REQUIRED TASK: Rewrite the items below as a numbered list, from the first line through the line containing "- sidebar-item-label: 系统监视: [82, 1158, 167, 1183]", and leave out any blank lines.
##########
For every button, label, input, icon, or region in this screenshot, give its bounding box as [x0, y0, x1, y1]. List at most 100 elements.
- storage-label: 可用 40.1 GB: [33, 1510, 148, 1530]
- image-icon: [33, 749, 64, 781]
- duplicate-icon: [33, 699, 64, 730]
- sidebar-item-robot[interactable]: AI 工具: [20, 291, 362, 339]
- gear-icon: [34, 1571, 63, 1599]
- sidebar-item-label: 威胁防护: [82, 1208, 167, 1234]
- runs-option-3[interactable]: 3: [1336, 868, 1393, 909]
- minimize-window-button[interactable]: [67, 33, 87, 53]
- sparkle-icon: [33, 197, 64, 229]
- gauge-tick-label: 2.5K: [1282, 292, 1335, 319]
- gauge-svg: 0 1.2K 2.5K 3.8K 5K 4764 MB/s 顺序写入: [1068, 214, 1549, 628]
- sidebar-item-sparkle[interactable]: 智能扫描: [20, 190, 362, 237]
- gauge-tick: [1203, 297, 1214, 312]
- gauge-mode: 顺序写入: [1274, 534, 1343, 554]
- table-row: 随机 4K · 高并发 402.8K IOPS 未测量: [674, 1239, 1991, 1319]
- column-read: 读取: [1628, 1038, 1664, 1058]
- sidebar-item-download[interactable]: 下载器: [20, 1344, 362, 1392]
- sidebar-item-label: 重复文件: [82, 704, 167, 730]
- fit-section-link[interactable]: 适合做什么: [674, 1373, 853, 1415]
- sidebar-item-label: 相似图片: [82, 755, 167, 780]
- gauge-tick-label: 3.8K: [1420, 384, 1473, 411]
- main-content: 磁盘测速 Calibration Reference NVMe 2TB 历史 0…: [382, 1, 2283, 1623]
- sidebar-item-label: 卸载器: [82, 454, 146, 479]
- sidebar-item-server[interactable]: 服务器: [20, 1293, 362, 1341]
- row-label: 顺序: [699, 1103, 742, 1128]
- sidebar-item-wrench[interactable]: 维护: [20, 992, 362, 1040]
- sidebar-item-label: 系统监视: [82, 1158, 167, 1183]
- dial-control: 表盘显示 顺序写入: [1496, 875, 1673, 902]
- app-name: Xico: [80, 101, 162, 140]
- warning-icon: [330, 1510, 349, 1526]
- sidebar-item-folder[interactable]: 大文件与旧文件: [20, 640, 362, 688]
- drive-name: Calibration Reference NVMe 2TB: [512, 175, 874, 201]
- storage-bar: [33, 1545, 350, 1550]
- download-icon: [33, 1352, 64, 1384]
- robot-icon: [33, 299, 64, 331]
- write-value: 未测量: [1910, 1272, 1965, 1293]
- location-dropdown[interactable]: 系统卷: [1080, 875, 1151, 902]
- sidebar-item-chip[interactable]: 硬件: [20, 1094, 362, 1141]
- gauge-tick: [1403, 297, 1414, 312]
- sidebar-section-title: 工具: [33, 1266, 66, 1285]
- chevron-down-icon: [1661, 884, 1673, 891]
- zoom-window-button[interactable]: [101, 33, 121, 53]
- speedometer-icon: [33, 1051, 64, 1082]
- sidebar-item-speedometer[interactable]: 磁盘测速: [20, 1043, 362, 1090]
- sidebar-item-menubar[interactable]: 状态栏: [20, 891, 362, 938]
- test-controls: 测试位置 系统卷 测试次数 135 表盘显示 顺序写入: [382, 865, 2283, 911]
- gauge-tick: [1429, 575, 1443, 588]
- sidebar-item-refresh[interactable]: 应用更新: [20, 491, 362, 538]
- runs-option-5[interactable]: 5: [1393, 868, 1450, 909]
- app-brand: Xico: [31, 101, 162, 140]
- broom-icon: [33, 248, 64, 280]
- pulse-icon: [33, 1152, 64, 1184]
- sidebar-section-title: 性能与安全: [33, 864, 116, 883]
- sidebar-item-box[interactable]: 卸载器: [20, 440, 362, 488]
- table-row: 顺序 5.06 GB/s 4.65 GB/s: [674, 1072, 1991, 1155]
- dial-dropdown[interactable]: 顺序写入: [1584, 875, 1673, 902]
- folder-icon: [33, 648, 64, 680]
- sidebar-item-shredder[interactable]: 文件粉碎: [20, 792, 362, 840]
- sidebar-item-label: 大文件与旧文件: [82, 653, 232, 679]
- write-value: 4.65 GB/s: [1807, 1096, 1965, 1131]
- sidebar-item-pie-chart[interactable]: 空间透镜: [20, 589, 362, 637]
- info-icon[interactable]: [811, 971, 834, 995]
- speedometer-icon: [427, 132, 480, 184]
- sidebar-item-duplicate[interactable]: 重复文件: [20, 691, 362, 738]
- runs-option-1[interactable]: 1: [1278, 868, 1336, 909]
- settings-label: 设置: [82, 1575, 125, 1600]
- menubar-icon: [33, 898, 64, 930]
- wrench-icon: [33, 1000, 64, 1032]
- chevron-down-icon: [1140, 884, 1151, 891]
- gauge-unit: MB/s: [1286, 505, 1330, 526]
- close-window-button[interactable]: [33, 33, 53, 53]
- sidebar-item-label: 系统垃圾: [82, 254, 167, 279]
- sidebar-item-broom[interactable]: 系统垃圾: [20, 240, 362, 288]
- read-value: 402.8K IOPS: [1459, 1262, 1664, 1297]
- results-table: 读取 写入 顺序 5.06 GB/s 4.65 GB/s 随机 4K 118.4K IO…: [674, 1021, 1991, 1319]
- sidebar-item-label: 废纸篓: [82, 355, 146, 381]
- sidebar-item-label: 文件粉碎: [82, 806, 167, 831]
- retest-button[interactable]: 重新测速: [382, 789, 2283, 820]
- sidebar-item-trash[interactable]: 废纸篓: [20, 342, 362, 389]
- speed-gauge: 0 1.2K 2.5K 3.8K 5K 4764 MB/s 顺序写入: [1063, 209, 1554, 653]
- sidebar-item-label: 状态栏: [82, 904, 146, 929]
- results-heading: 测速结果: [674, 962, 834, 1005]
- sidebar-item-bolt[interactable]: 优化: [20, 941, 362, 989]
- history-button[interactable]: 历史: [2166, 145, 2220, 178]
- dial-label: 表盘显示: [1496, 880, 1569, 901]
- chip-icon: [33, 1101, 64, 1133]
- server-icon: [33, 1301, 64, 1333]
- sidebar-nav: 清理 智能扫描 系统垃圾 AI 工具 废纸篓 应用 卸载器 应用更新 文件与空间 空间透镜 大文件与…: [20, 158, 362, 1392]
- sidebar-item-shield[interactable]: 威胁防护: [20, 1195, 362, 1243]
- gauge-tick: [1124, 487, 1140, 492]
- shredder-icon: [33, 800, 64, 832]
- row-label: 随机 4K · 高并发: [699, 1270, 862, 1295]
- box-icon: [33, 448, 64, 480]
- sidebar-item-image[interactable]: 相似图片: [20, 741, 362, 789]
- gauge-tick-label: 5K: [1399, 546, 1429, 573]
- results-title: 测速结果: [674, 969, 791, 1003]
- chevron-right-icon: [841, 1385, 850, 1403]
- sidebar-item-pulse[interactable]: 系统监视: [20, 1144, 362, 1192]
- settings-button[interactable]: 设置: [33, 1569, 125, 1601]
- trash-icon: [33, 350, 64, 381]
##########
RESULT OF THIS EXERCISE:
1. For every button, label, input, icon, or region in this screenshot, give its bounding box as [x0, y0, x1, y1]. List at most 100 elements.
2. - storage-label: 可用 40.1 GB: [33, 1510, 148, 1530]
3. - image-icon: [33, 749, 64, 781]
4. - duplicate-icon: [33, 699, 64, 730]
5. - sidebar-item-robot[interactable]: AI 工具: [20, 291, 362, 339]
6. - gear-icon: [34, 1571, 63, 1599]
7. - sidebar-item-label: 威胁防护: [82, 1208, 167, 1234]
8. - runs-option-3[interactable]: 3: [1336, 868, 1393, 909]
9. - minimize-window-button[interactable]: [67, 33, 87, 53]
10. - sparkle-icon: [33, 197, 64, 229]
11. - gauge-tick-label: 2.5K: [1282, 292, 1335, 319]
12. - gauge-svg: 0 1.2K 2.5K 3.8K 5K 4764 MB/s 顺序写入: [1068, 214, 1549, 628]
13. - sidebar-item-sparkle[interactable]: 智能扫描: [20, 190, 362, 237]
14. - gauge-tick: [1203, 297, 1214, 312]
15. - gauge-mode: 顺序写入: [1274, 534, 1343, 554]
16. - table-row: 随机 4K · 高并发 402.8K IOPS 未测量: [674, 1239, 1991, 1319]
17. - column-read: 读取: [1628, 1038, 1664, 1058]
18. - sidebar-item-download[interactable]: 下载器: [20, 1344, 362, 1392]
19. - sidebar-item-label: 重复文件: [82, 704, 167, 730]
20. - fit-section-link[interactable]: 适合做什么: [674, 1373, 853, 1415]
21. - sidebar-item-label: 相似图片: [82, 755, 167, 780]
22. - gauge-tick-label: 3.8K: [1420, 384, 1473, 411]
23. - main-content: 磁盘测速 Calibration Reference NVMe 2TB 历史 0…: [382, 1, 2283, 1623]
24. - sidebar-item-label: 卸载器: [82, 454, 146, 479]
25. - sidebar-item-server[interactable]: 服务器: [20, 1293, 362, 1341]
26. - row-label: 顺序: [699, 1103, 742, 1128]
27. - sidebar-item-wrench[interactable]: 维护: [20, 992, 362, 1040]
28. - sidebar-item-label: 系统监视: [82, 1158, 167, 1183]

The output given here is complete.